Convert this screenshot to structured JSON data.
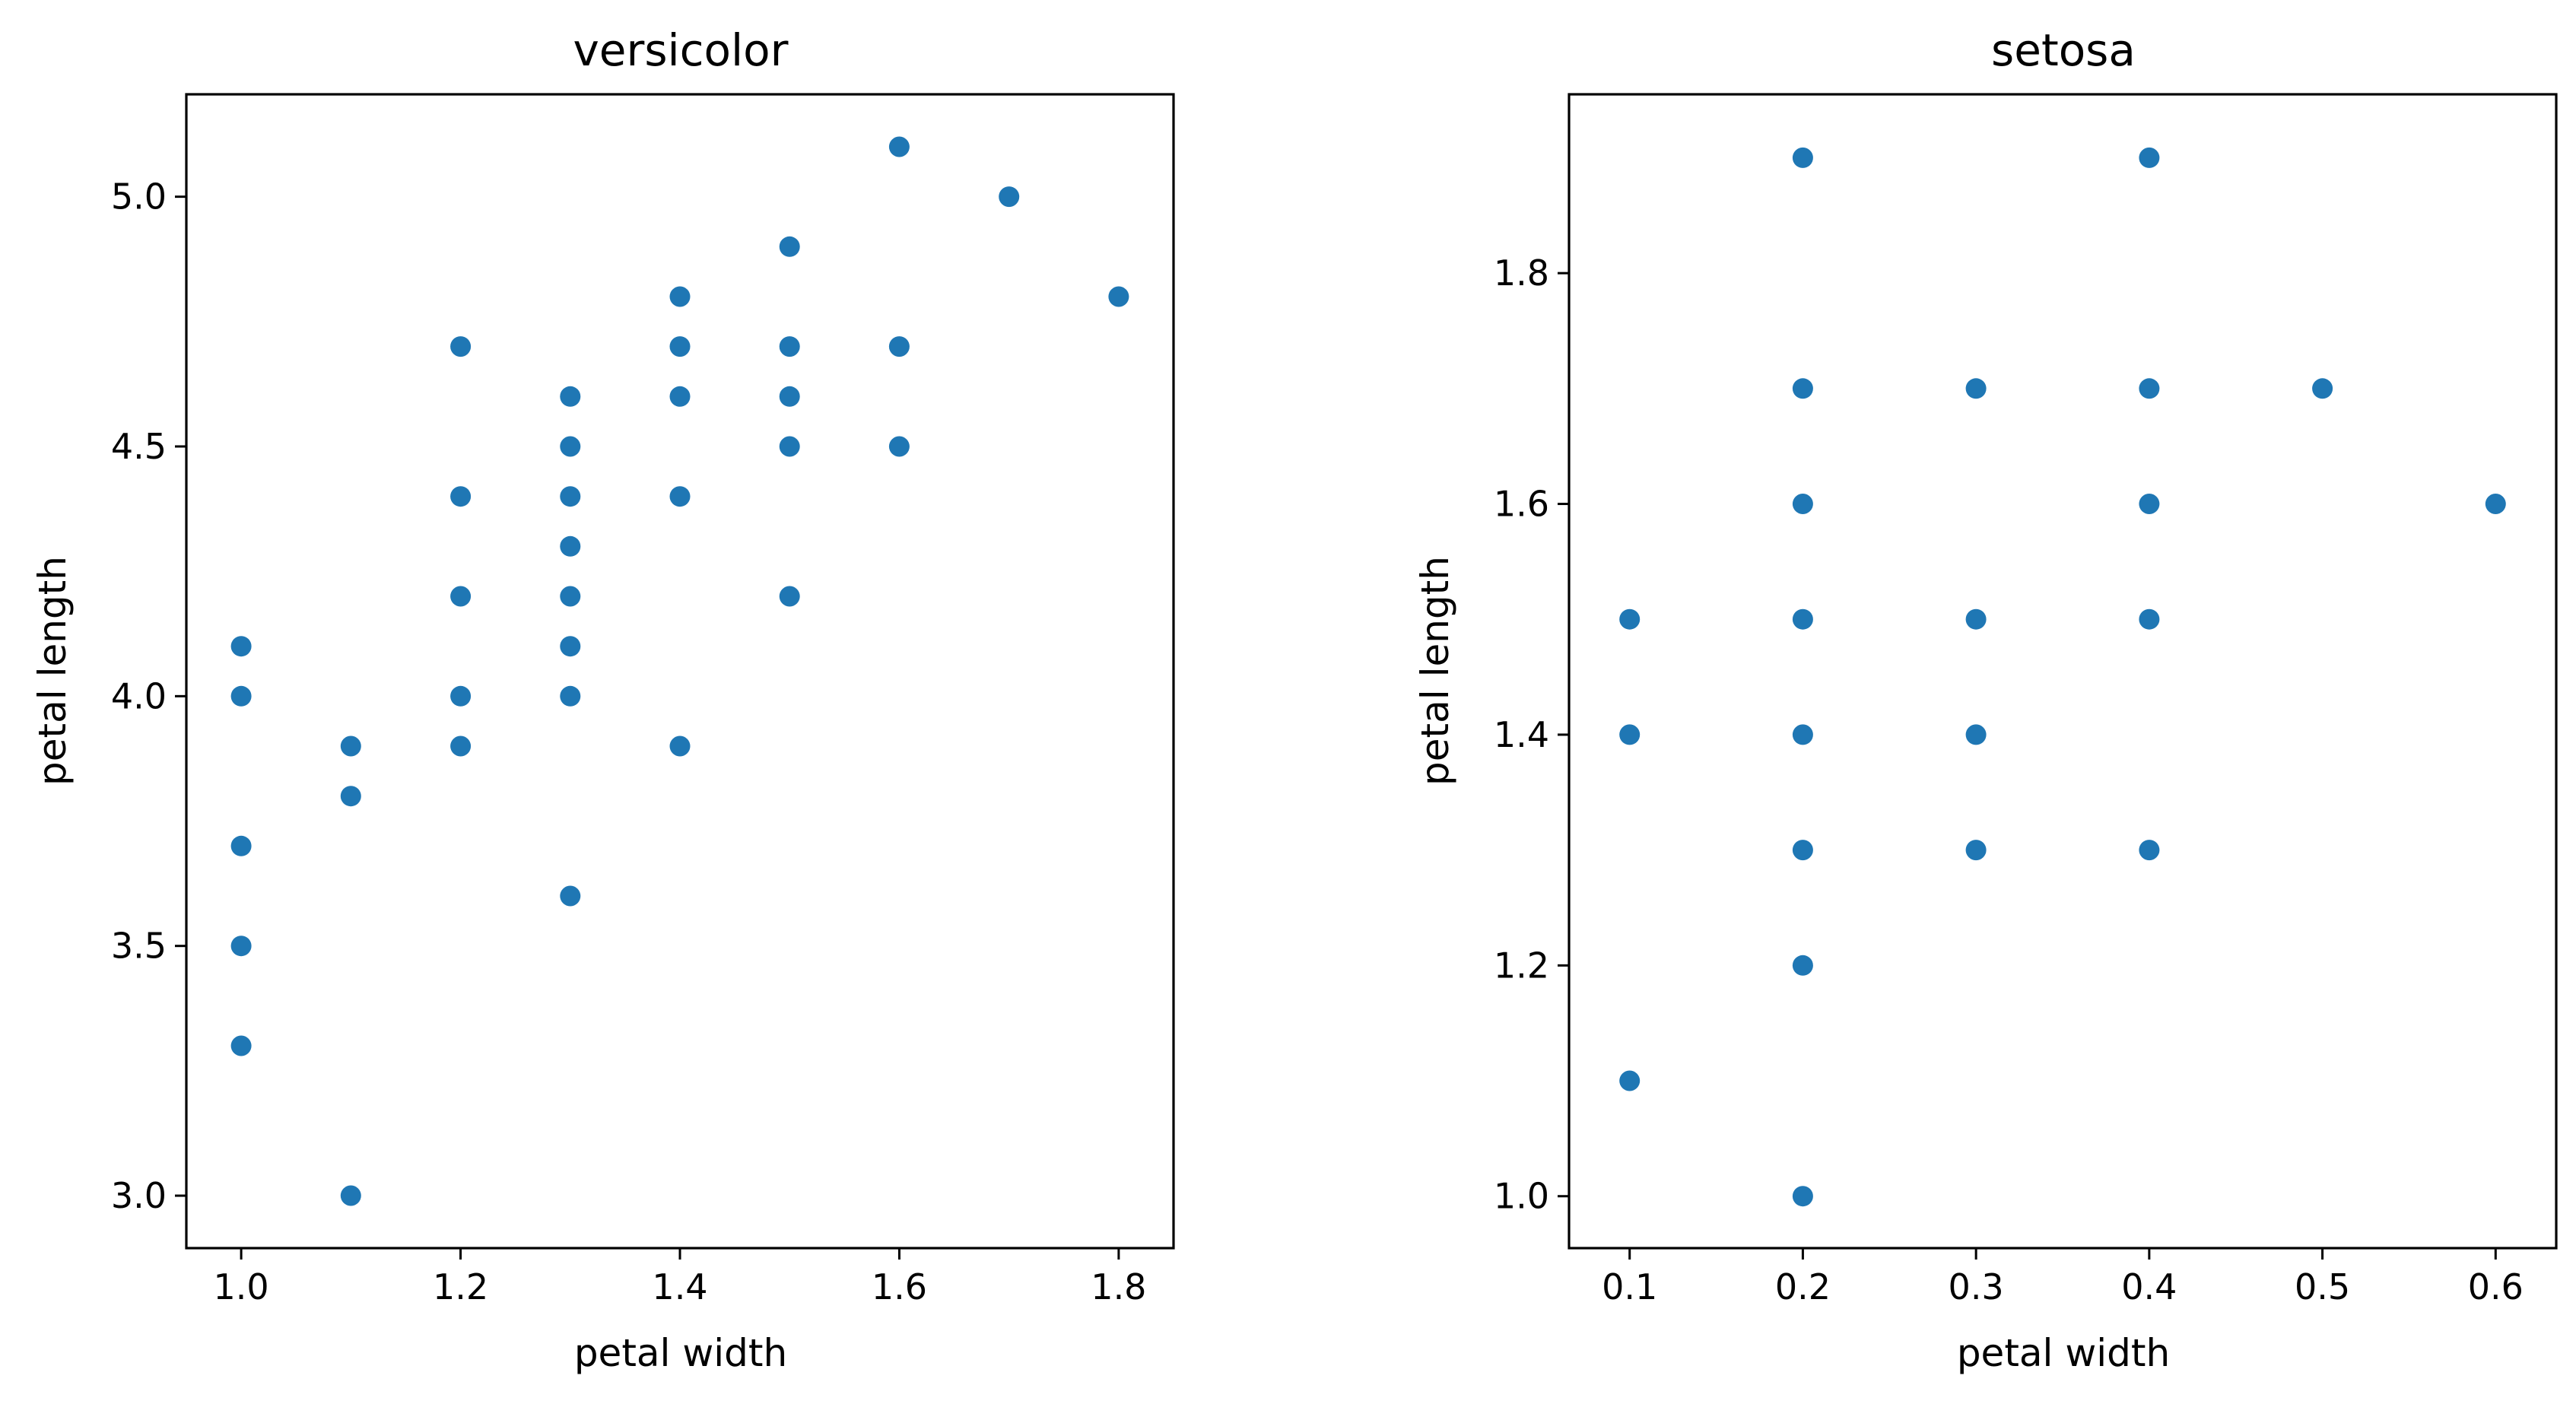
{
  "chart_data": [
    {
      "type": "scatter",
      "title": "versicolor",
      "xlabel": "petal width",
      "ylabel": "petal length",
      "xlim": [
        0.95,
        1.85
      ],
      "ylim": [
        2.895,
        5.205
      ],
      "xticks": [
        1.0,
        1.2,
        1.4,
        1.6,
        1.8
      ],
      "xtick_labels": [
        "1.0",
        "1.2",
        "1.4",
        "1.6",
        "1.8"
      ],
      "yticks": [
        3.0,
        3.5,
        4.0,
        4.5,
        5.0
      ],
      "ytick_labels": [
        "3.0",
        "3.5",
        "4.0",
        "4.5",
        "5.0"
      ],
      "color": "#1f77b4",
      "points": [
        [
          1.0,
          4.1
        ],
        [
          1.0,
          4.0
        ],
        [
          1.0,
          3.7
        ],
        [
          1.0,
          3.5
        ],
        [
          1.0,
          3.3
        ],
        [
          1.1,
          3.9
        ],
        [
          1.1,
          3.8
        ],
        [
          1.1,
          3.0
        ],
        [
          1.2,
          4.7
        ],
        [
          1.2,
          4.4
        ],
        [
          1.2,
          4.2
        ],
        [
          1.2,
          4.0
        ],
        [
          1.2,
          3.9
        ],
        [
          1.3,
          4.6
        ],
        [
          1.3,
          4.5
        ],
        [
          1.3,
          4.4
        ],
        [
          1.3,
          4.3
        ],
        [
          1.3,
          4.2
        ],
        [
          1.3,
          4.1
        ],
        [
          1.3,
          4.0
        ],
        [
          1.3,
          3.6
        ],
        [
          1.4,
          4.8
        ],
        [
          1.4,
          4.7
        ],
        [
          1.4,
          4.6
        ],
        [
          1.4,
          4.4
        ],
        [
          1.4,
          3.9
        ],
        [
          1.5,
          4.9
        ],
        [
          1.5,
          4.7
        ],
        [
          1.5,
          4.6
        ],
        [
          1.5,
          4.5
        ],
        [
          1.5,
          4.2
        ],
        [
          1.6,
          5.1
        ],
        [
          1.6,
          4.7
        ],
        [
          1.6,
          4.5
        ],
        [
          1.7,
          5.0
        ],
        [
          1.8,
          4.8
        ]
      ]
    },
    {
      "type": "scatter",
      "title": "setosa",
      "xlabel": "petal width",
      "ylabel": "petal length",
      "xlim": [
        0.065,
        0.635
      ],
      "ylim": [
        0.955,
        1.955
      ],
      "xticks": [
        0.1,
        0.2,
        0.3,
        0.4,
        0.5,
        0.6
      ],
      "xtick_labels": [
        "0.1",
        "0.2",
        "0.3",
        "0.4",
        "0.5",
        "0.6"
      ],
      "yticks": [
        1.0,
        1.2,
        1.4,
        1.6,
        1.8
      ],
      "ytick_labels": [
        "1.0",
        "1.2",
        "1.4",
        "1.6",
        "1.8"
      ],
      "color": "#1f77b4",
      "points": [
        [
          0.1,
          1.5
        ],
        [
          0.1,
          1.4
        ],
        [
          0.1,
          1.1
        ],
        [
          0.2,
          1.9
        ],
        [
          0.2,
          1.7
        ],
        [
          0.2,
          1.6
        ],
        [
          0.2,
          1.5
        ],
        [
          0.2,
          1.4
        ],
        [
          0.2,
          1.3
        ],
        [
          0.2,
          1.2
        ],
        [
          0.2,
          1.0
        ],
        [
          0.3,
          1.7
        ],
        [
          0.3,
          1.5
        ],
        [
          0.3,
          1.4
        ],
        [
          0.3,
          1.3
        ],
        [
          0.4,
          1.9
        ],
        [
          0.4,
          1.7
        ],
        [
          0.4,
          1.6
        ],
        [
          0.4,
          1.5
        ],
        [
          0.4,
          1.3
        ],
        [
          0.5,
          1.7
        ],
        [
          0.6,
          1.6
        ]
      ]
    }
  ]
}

***

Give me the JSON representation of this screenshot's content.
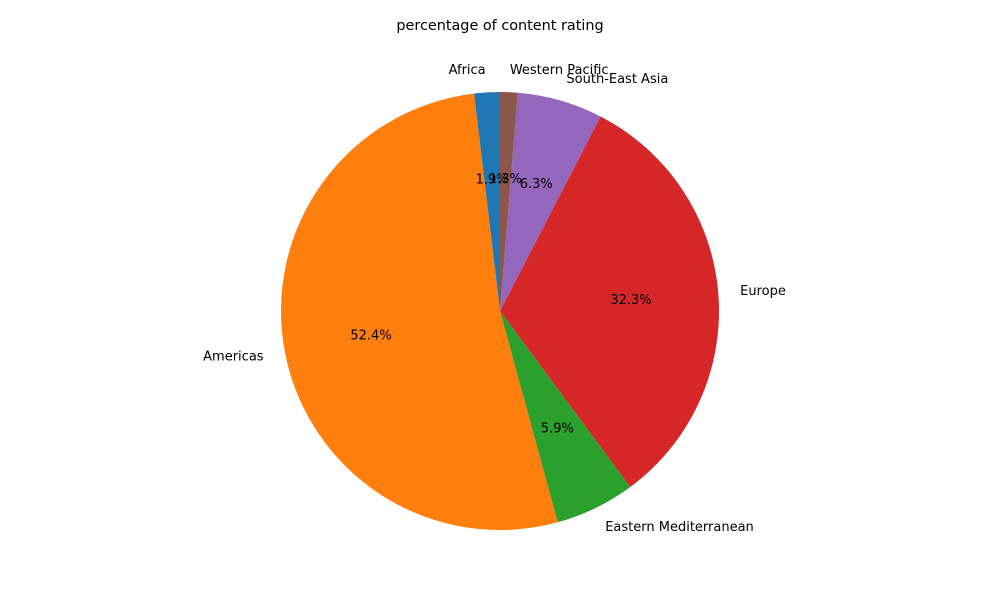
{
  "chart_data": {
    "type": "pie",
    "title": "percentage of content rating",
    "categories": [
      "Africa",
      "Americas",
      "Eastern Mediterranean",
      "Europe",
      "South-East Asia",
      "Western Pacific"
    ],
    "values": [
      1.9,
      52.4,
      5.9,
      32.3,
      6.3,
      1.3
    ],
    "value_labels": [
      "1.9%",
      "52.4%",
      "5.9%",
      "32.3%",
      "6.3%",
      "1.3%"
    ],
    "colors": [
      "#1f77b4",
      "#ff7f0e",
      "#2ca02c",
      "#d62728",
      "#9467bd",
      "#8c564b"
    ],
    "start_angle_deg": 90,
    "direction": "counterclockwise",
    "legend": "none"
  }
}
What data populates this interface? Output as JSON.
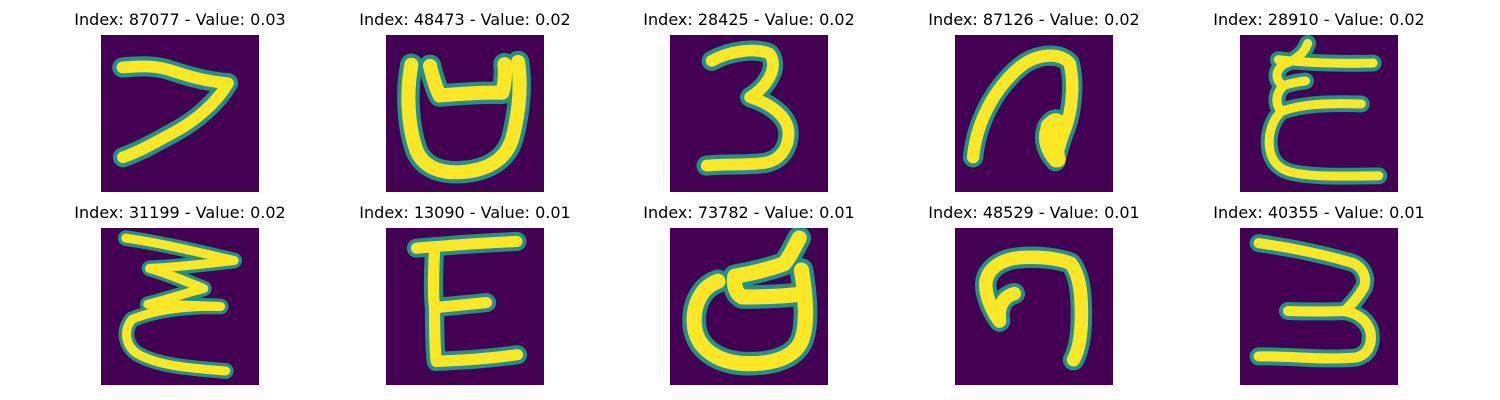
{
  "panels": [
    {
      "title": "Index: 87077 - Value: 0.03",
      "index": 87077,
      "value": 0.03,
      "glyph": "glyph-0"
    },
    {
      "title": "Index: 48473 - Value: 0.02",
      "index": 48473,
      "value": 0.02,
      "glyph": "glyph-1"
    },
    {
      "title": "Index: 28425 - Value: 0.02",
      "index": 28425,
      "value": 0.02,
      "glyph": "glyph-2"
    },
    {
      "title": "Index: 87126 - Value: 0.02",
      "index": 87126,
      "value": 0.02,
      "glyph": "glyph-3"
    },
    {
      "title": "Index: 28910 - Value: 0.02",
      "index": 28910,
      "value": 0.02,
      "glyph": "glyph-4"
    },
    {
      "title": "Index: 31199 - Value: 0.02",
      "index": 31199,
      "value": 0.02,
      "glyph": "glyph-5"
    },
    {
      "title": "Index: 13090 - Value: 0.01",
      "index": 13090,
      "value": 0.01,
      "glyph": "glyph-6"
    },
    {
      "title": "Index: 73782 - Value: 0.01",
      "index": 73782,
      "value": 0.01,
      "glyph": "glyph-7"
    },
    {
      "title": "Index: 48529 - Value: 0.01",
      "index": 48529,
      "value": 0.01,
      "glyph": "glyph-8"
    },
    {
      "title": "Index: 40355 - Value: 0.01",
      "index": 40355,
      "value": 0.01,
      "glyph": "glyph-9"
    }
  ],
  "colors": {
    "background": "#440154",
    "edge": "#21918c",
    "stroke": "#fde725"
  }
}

***

**GIVEN REQUEST**
Check each line of the records for the string "screenshot" and state how many lines contain it. Give only the number.

**COMPLETE RESPONSE**
2